= Brief =
What is the number of lines holding the word "example"? Give that number alone.

---------- Extracted information ----------

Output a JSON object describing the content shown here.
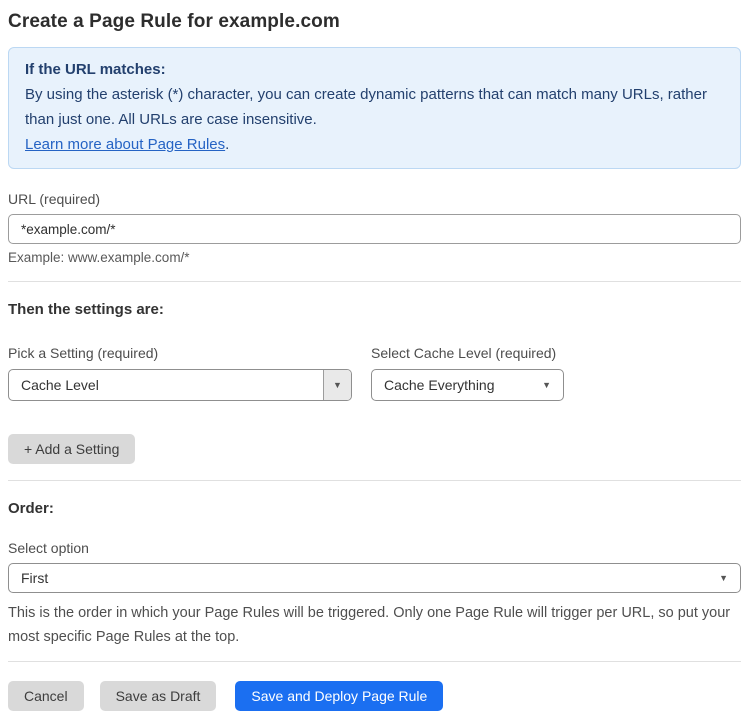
{
  "page": {
    "title": "Create a Page Rule for example.com"
  },
  "info_box": {
    "heading": "If the URL matches:",
    "body": "By using the asterisk (*) character, you can create dynamic patterns that can match many URLs, rather than just one. All URLs are case insensitive.",
    "link": "Learn more about Page Rules",
    "link_suffix": "."
  },
  "url_field": {
    "label": "URL (required)",
    "value": "*example.com/*",
    "hint": "Example: www.example.com/*"
  },
  "settings_section": {
    "heading": "Then the settings are:",
    "setting_label": "Pick a Setting (required)",
    "setting_value": "Cache Level",
    "cache_label": "Select Cache Level (required)",
    "cache_value": "Cache Everything",
    "add_setting_label": "+ Add a Setting"
  },
  "order_section": {
    "heading": "Order:",
    "label": "Select option",
    "value": "First",
    "help": "This is the order in which your Page Rules will be triggered. Only one Page Rule will trigger per URL, so put your most specific Page Rules at the top."
  },
  "footer": {
    "cancel_label": "Cancel",
    "save_draft_label": "Save as Draft",
    "save_deploy_label": "Save and Deploy Page Rule"
  },
  "icons": {
    "caret_down": "▼"
  },
  "colors": {
    "accent_blue": "#1b6ff1",
    "info_background": "#e8f2fc",
    "info_border": "#bcd8f3",
    "info_text": "#23406e",
    "link_blue": "#2563c4",
    "button_gray": "#d9d9d9"
  }
}
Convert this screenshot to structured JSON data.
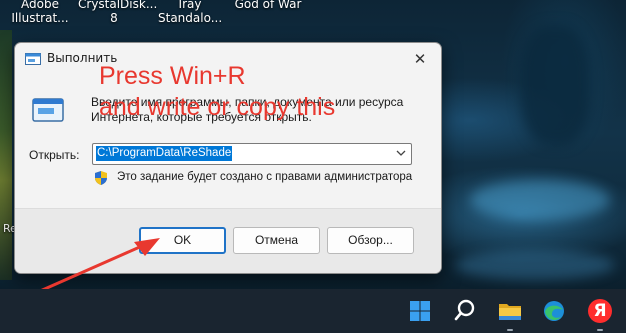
{
  "desktop": {
    "icons": [
      {
        "line1": "Adobe",
        "line2": "Illustrat..."
      },
      {
        "line1": "CrystalDisk...",
        "line2": "8"
      },
      {
        "line1": "Iray",
        "line2": "Standalo..."
      },
      {
        "line1": "God of War",
        "line2": ""
      }
    ],
    "fragment": "Re"
  },
  "run_dialog": {
    "title": "Выполнить",
    "close_glyph": "✕",
    "description": "Введите имя программы, папки, документа или ресурса Интернета, которые требуется открыть.",
    "open_label": "Открыть:",
    "open_value": "C:\\ProgramData\\ReShade",
    "admin_note": "Это задание будет создано с правами администратора",
    "buttons": {
      "ok": "OK",
      "cancel": "Отмена",
      "browse": "Обзор..."
    }
  },
  "annotation": {
    "line1": "Press Win+R",
    "line2": "and write or copy this",
    "color": "#e8382f"
  },
  "taskbar": {
    "icons": [
      "windows-start-icon",
      "search-icon",
      "file-explorer-icon",
      "edge-icon",
      "yandex-browser-icon"
    ],
    "yandex_glyph": "Я"
  }
}
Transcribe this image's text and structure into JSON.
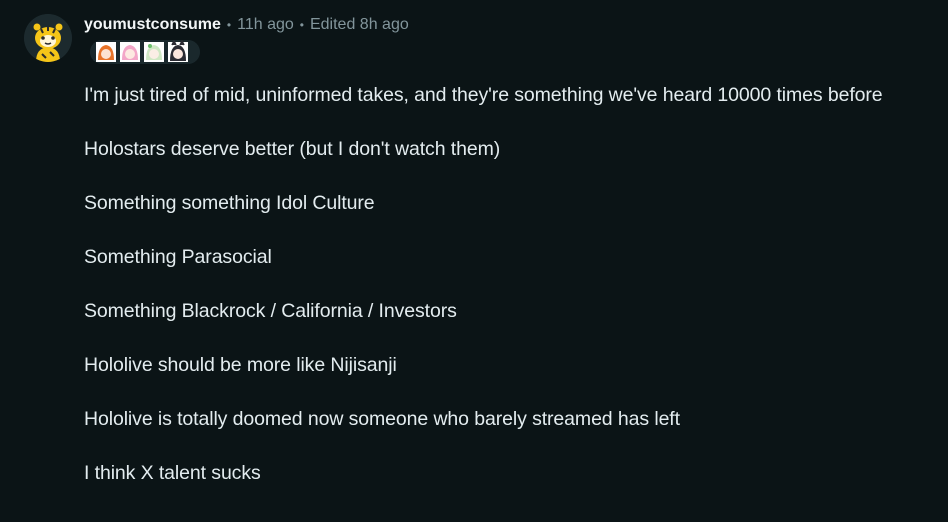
{
  "comment": {
    "username": "youmustconsume",
    "separator": "•",
    "posted_time": "11h ago",
    "edited_time": "Edited 8h ago",
    "avatar_icon": "snoo-avatar-icon",
    "flair_icon": "flair-emojis-icon",
    "paragraphs": [
      "I'm just tired of mid, uninformed takes, and they're something we've heard 10000 times before",
      "Holostars deserve better (but I don't watch them)",
      "Something something Idol Culture",
      "Something Parasocial",
      "Something Blackrock / California / Investors",
      "Hololive should be more like Nijisanji",
      "Hololive is totally doomed now someone who barely streamed has left",
      "I think X talent sucks"
    ]
  },
  "colors": {
    "background": "#0b1416",
    "text": "#e3ecef",
    "meta": "#82959b",
    "avatar_yellow": "#f5c518"
  }
}
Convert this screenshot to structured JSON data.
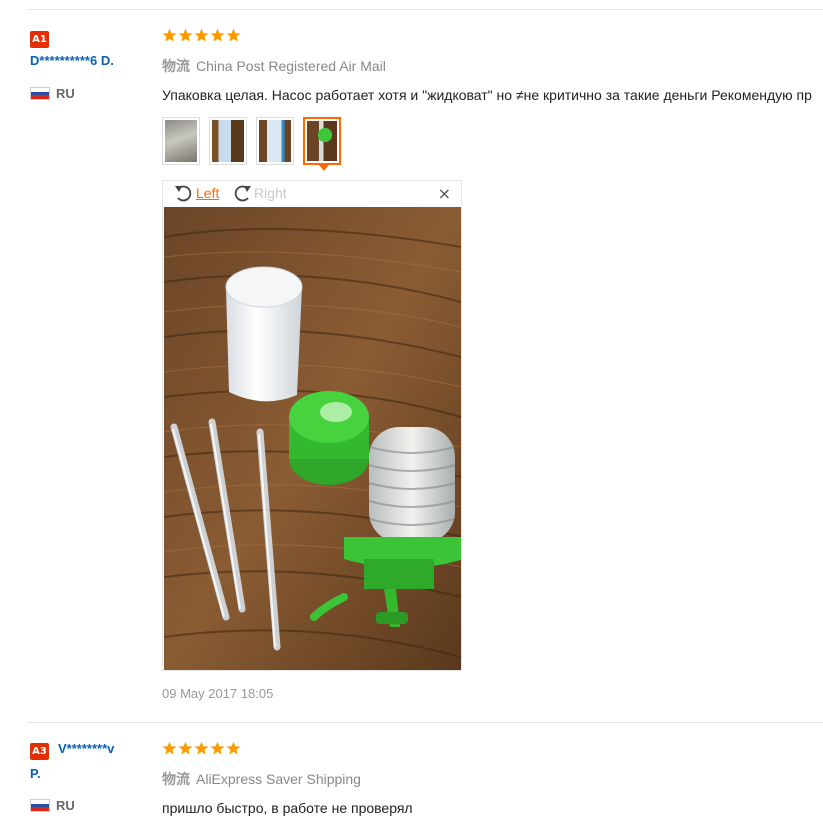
{
  "reviews": [
    {
      "badge": "A1",
      "user": "D**********6 D.",
      "country": "RU",
      "rating": 5,
      "logistics_label": "物流",
      "logistics": "China Post Registered Air Mail",
      "text": "Упаковка целая. Насос работает хотя и \"жидковат\" но ≠не критично за такие деньги Рекомендую пр",
      "viewer": {
        "left_label": "Left",
        "right_label": "Right",
        "close_label": "×"
      },
      "date": "09 May 2017 18:05"
    },
    {
      "badge": "A3",
      "user_line1": "V********v",
      "user_line2": "P.",
      "country": "RU",
      "rating": 5,
      "logistics_label": "物流",
      "logistics": "AliExpress Saver Shipping",
      "text": "пришло быстро, в работе не проверял"
    }
  ],
  "colors": {
    "accent": "#ff6a00",
    "badge": "#e62e04",
    "username": "#0b5fb4",
    "star": "#ff9a00"
  }
}
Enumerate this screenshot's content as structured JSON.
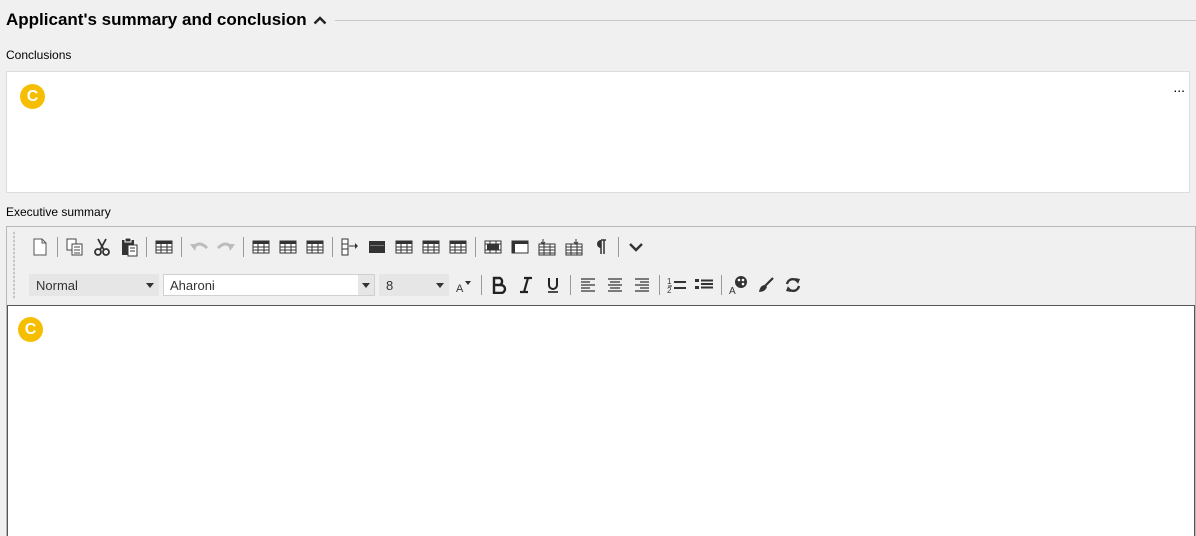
{
  "section": {
    "title": "Applicant's summary and conclusion"
  },
  "conclusions": {
    "label": "Conclusions",
    "badge": "C",
    "more": "..."
  },
  "executive_summary": {
    "label": "Executive summary",
    "badge": "C",
    "style_select": "Normal",
    "font_select": "Aharoni",
    "size_select": "8"
  },
  "colors": {
    "accent": "#f5be00",
    "background": "#f0f0f0",
    "rule": "#c8c8c8"
  },
  "toolbar_icons_row1": [
    "new-document-icon",
    "copy-icon",
    "cut-icon",
    "paste-icon",
    "insert-table-icon",
    "undo-icon",
    "redo-icon",
    "table-style-1-icon",
    "table-style-2-icon",
    "table-style-3-icon",
    "row-align-icon",
    "table-header-icon",
    "table-style-4-icon",
    "table-style-5-icon",
    "table-style-6-icon",
    "merge-cells-icon",
    "split-cells-icon",
    "insert-column-left-icon",
    "insert-column-right-icon",
    "pilcrow-icon",
    "expand-toolbar-icon"
  ],
  "toolbar_icons_row2": [
    "font-size-icon",
    "bold-icon",
    "italic-icon",
    "underline-icon",
    "align-left-icon",
    "align-center-icon",
    "align-right-icon",
    "numbered-list-icon",
    "bulleted-list-icon",
    "text-color-icon",
    "clear-format-icon",
    "refresh-icon"
  ]
}
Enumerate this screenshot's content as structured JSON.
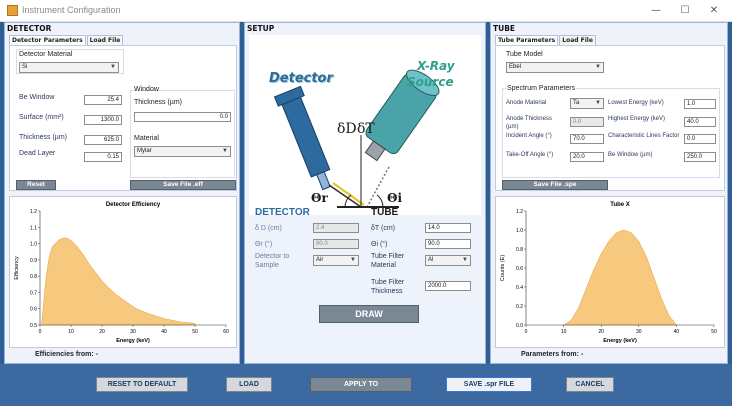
{
  "window": {
    "title": "Instrument Configuration",
    "min": "—",
    "max": "☐",
    "close": "✕"
  },
  "detector": {
    "heading": "DETECTOR",
    "tabs": [
      "Detector Parameters",
      "Load File"
    ],
    "material_label": "Detector Material",
    "material_value": "Si",
    "be_window_label": "Be Window",
    "be_window_value": "25.4",
    "surface_label": "Surface (mm²)",
    "surface_value": "1300.0",
    "thickness_label": "Thickness (µm)",
    "thickness_value": "625.0",
    "dead_layer_label": "Dead Layer",
    "dead_layer_value": "0.15",
    "window_label": "Window",
    "window_thickness_label": "Thickness (µm)",
    "window_thickness_value": "0.0",
    "window_material_label": "Material",
    "window_material_value": "Mylar",
    "reset_label": "Reset",
    "save_label": "Save File .eff",
    "efficiencies_from": "Efficiencies from: -"
  },
  "setup": {
    "heading": "SETUP",
    "detector_caption": "Detector",
    "xray_caption_1": "X-Ray",
    "xray_caption_2": "Source",
    "delta_d": "δD",
    "delta_t": "δT",
    "theta_r": "Θr",
    "theta_i": "Θi",
    "detector_heading": "DETECTOR",
    "tube_heading": "TUBE",
    "dd_label": "δ D (cm)",
    "dd_value": "2.4",
    "or_label": "Θr (°)",
    "or_value": "90.0",
    "det_to_sample_label_1": "Detector to",
    "det_to_sample_label_2": "Sample",
    "det_to_sample_value": "Air",
    "dt_label": "δT (cm)",
    "dt_value": "14.0",
    "oi_label": "Θi (°)",
    "oi_value": "90.0",
    "tube_filter_mat_label_1": "Tube Filter",
    "tube_filter_mat_label_2": "Material",
    "tube_filter_mat_value": "Al",
    "tube_filter_thk_label_1": "Tube Filter",
    "tube_filter_thk_label_2": "Thickness",
    "tube_filter_thk_value": "2000.0",
    "draw_label": "DRAW"
  },
  "tube": {
    "heading": "TUBE",
    "tabs": [
      "Tube Parameters",
      "Load File"
    ],
    "model_label": "Tube Model",
    "model_value": "Ebel",
    "spectrum_label": "Spectrum Parameters",
    "anode_material_label": "Anode Material",
    "anode_material_value": "Ta",
    "anode_thickness_label_1": "Anode Thickness",
    "anode_thickness_label_2": "(µm)",
    "anode_thickness_value": "0.0",
    "incident_angle_label": "Incident Angle (°)",
    "incident_angle_value": "70.0",
    "takeoff_label": "Take-Off Angle (°)",
    "takeoff_value": "20.0",
    "lowest_energy_label": "Lowest Energy (keV)",
    "lowest_energy_value": "1.0",
    "highest_energy_label": "Highest Energy (keV)",
    "highest_energy_value": "40.0",
    "char_lines_label": "Characteristic Lines Factor",
    "char_lines_value": "0.0",
    "be_window_label": "Be Window (µm)",
    "be_window_value": "250.0",
    "save_label": "Save File .spe",
    "parameters_from": "Parameters from: -"
  },
  "buttons": {
    "reset_default": "RESET TO DEFAULT",
    "load": "LOAD",
    "apply_to": "APPLY TO",
    "save_spr": "SAVE .spr FILE",
    "cancel": "CANCEL"
  },
  "chart_data": [
    {
      "type": "area",
      "title": "Detector Efficiency",
      "xlabel": "Energy (keV)",
      "ylabel": "Efficiency",
      "xlim": [
        0,
        60
      ],
      "ylim": [
        0.5,
        1.2
      ],
      "xticks": [
        0,
        10,
        20,
        30,
        40,
        50,
        60
      ],
      "yticks": [
        1.2,
        1.1,
        1.0,
        0.9,
        0.8,
        0.7,
        0.6,
        0.5
      ],
      "x": [
        0.5,
        1,
        2,
        3,
        4,
        5,
        6,
        7,
        8,
        9,
        10,
        12,
        14,
        16,
        18,
        20,
        22,
        25,
        28,
        31,
        35,
        40,
        45,
        50
      ],
      "y": [
        0.5,
        0.6,
        0.8,
        0.92,
        0.98,
        1.0,
        1.02,
        1.03,
        1.035,
        1.03,
        1.02,
        0.98,
        0.93,
        0.87,
        0.82,
        0.77,
        0.73,
        0.68,
        0.64,
        0.6,
        0.57,
        0.54,
        0.52,
        0.51
      ],
      "color": "#f7c97e"
    },
    {
      "type": "area",
      "title": "Tube X",
      "xlabel": "Energy (keV)",
      "ylabel": "Counts (E)",
      "xlim": [
        0,
        50
      ],
      "ylim": [
        0,
        1.2
      ],
      "xticks": [
        0,
        10,
        20,
        30,
        40,
        50
      ],
      "yticks": [
        1.2,
        1.0,
        0.8,
        0.6,
        0.4,
        0.2,
        0.0
      ],
      "x": [
        10,
        12,
        14,
        16,
        18,
        20,
        22,
        24,
        26,
        28,
        30,
        32,
        34,
        36,
        38,
        40
      ],
      "y": [
        0.0,
        0.05,
        0.18,
        0.38,
        0.58,
        0.75,
        0.88,
        0.97,
        1.0,
        0.97,
        0.88,
        0.72,
        0.5,
        0.28,
        0.1,
        0.0
      ],
      "color": "#f7c97e"
    }
  ]
}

----------

= Written response =
3